::: Quoted passage

TPC-D Detailed Description

[Note: The following is part of an interview by Kim Shanley, TPC's Chief Operating Officer, with Jack Stephens, Informix, and Francois Raab, Information Paradigm, that appeared in the April 15, 1995 TPC Quarterly Report.]

Overview of TPC-D Design

Shanley: Let's talk a little bit more detail about the benchmark itself. Obviously this technical development effort has been going on for over four years. That connotes that you ran into some major technical challenges in developing it. Could you outline some of those challenges and how you resolved them?

Raab: We started with having to define a consistent understanding of a decision support model. What does it mean to do decision support? Is it ad hoc, is it canned, is it large, is it small, is it often, is it not often? Is it live data, is it archived data? We had to define everything that goes into it. Then came some more specific issues. One had to do with whether skewed data were going to be part of the benchmark. And it was decided that skewed data would not be part of that benchmark, mainly because of the difficulty of implementing it inside the benchmark. Another question that had to be resolved was the one of random queries or controlled spontaneity of the queries and the difficulty of achieving that.

Stephens: We also had to deal with comparability between results. The key in developing the benchmark was there were three or four spectrums that we had to sort of pick either discrete points in or bound upon. One was spectrums for which we had to either pick discrete points or set bounds; another was prepared versus ad hoc; and one was how random a world can we model. After all, you can't have reproducibility and utter randomness. Next was the question of comparing a one gigabyte system to a one terabyte system-is that reasonable? Maybe yes, maybe no. Can we allow arbitrary data volumes, like the OLTP benchmarks, or do we need to pick discrete scaling points. What do we need to do about timing constraints? What level of knowledge of the data can we allow when you're creating indices or laying out the data set? How do we get a consistent data set? What kind of tools do we need to build to make sure that people can run the benchmark in an easy and reproducible fashion? Pretty broad spectrum of stuff.

Shanley: When people see a benchmark they're not familiar with, they ask, "Why doesn't it do this? Why did you leave that out?" The preamble of the benchmark says that queries and the data populating the database have been chosen to have broad industry-wide relevance while maintaining a sufficient degree of ease of implementation. Which is, I think, one fundamental key in benchmarking. Could you elaborate on this trade-off and perhaps there's a couple of other major ones where you've had to do some trading off in terms of how you design the benchmark.

Stephens: The tradeoff, of course, is that you can't measure everything. We had to decide what pieces we would approach and what pieces we wouldn't. And one of the ones that Francois mentioned a minute ago, that we consciously left out even though it is an interesting component of the world, is skewed or non-uniform data distribution. It's very likely that if you look at all fifty states, the majority of antifreeze is bought in the northern half of the country and not the southern half of the country. And it would be unreasonable in the "real world" to assume that if you got 50 units of antifreeze sold a year, then one unit is bought in every state in the union. It's pretty unlikely. But in fact, that's precisely the sort of tradeoff that we needed to make because we needed to find a way to take a very complex area like Decision Support and produce something that we could scale down to a reasonable set of experiments and a reasonable set of representative data for those experiments. What that led us to is the benchmark we have where we do in fact have uniform distribution. And while that's a shortfall, it makes it possible to get a benchmark out that has some real value and some real merit and a means to produce reliable and reproducible results. It also means that there's work to go on in the future as we evolve the benchmark and get a better understanding of it to add some complexity back in. But the challenge was to get the right amount of complexity in early while still assuring that what we put out came out as quickly as we could make it.

::::::
::: Material provided

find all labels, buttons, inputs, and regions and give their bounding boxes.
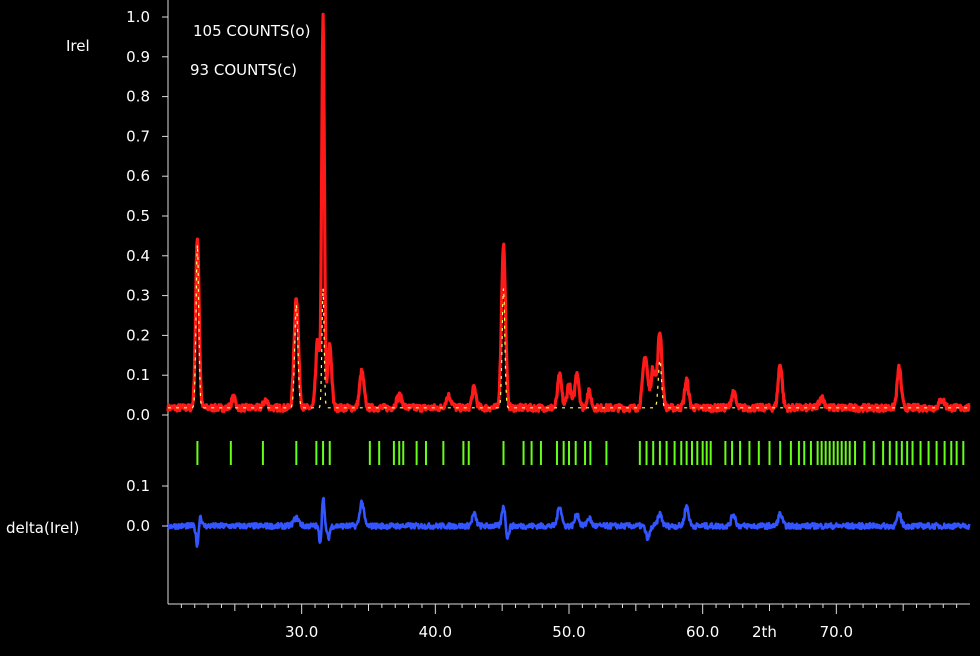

::::::

● **Tasks for this exercise**:
1) In the TPC-D interview, what was the main reason skewed data was left out of the benchmark?
2) In the TPC-D interview, write out everything from "[Note: The following" down to "you resolved them?".
You can do this without the material.

● **Answer list**:
1) It was left out mainly because skewed data would be difficult to implement inside the benchmark.

2)
[Note: The following is part of an interview by Kim Shanley, TPC's Chief Operating Officer, with Jack Stephens, Informix, and Francois Raab, Information Paradigm, that appeared in the April 15, 1995 TPC Quarterly Report.]

Overview of TPC-D Design

Shanley: Let's talk a little bit more detail about the benchmark itself. Obviously this technical development effort has been going on for over four years. That connotes that you ran into some major technical challenges in developing it. Could you outline some of those challenges and how you resolved them?